(Data listing)

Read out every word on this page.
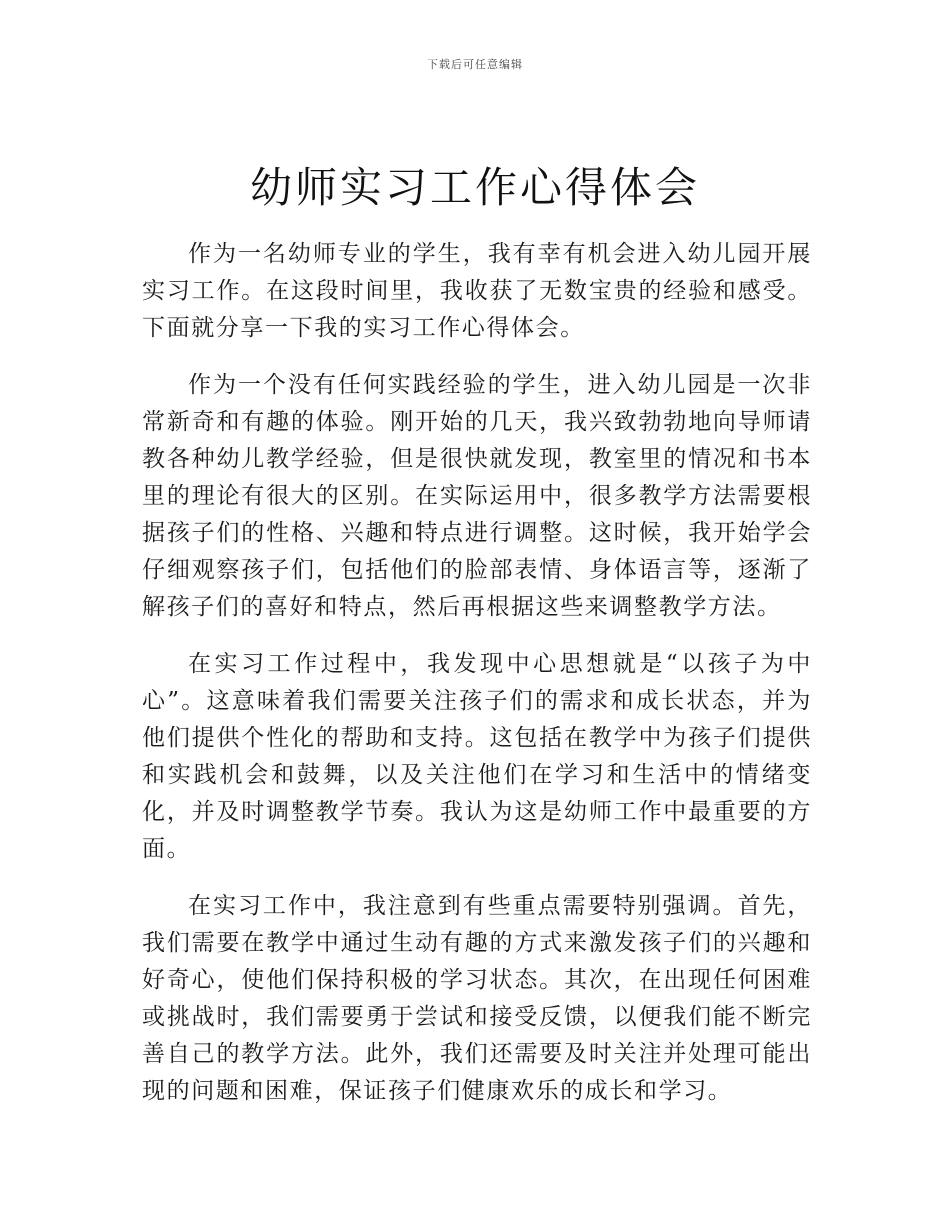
下载后可任意编辑
幼师实习工作心得体会

作为一名幼师专业的学生，我有幸有机会进入幼儿园开展实习工作。在这段时间里，我收获了无数宝贵的经验和感受。下面就分享一下我的实习工作心得体会。

作为一个没有任何实践经验的学生，进入幼儿园是一次非常新奇和有趣的体验。刚开始的几天，我兴致勃勃地向导师请教各种幼儿教学经验，但是很快就发现，教室里的情况和书本里的理论有很大的区别。在实际运用中，很多教学方法需要根据孩子们的性格、兴趣和特点进行调整。这时候，我开始学会仔细观察孩子们，包括他们的脸部表情、身体语言等，逐渐了解孩子们的喜好和特点，然后再根据这些来调整教学方法。

在实习工作过程中，我发现中心思想就是“以孩子为中心”。这意味着我们需要关注孩子们的需求和成长状态，并为他们提供个性化的帮助和支持。这包括在教学中为孩子们提供和实践机会和鼓舞，以及关注他们在学习和生活中的情绪变化，并及时调整教学节奏。我认为这是幼师工作中最重要的方面。

在实习工作中，我注意到有些重点需要特别强调。首先，我们需要在教学中通过生动有趣的方式来激发孩子们的兴趣和好奇心，使他们保持积极的学习状态。其次，在出现任何困难或挑战时，我们需要勇于尝试和接受反馈，以便我们能不断完善自己的教学方法。此外，我们还需要及时关注并处理可能出现的问题和困难，保证孩子们健康欢乐的成长和学习。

* Exercise task:
Above are records to transcribe exactly; leave their pictures out.

* Correct output:
Read out every word on this page.
下载后可任意编辑
幼师实习工作心得体会

作为一名幼师专业的学生，我有幸有机会进入幼儿园开展实习工作。在这段时间里，我收获了无数宝贵的经验和感受。下面就分享一下我的实习工作心得体会。

作为一个没有任何实践经验的学生，进入幼儿园是一次非常新奇和有趣的体验。刚开始的几天，我兴致勃勃地向导师请教各种幼儿教学经验，但是很快就发现，教室里的情况和书本里的理论有很大的区别。在实际运用中，很多教学方法需要根据孩子们的性格、兴趣和特点进行调整。这时候，我开始学会仔细观察孩子们，包括他们的脸部表情、身体语言等，逐渐了解孩子们的喜好和特点，然后再根据这些来调整教学方法。

在实习工作过程中，我发现中心思想就是“以孩子为中心”。这意味着我们需要关注孩子们的需求和成长状态，并为他们提供个性化的帮助和支持。这包括在教学中为孩子们提供和实践机会和鼓舞，以及关注他们在学习和生活中的情绪变化，并及时调整教学节奏。我认为这是幼师工作中最重要的方面。

在实习工作中，我注意到有些重点需要特别强调。首先，我们需要在教学中通过生动有趣的方式来激发孩子们的兴趣和好奇心，使他们保持积极的学习状态。其次，在出现任何困难或挑战时，我们需要勇于尝试和接受反馈，以便我们能不断完善自己的教学方法。此外，我们还需要及时关注并处理可能出现的问题和困难，保证孩子们健康欢乐的成长和学习。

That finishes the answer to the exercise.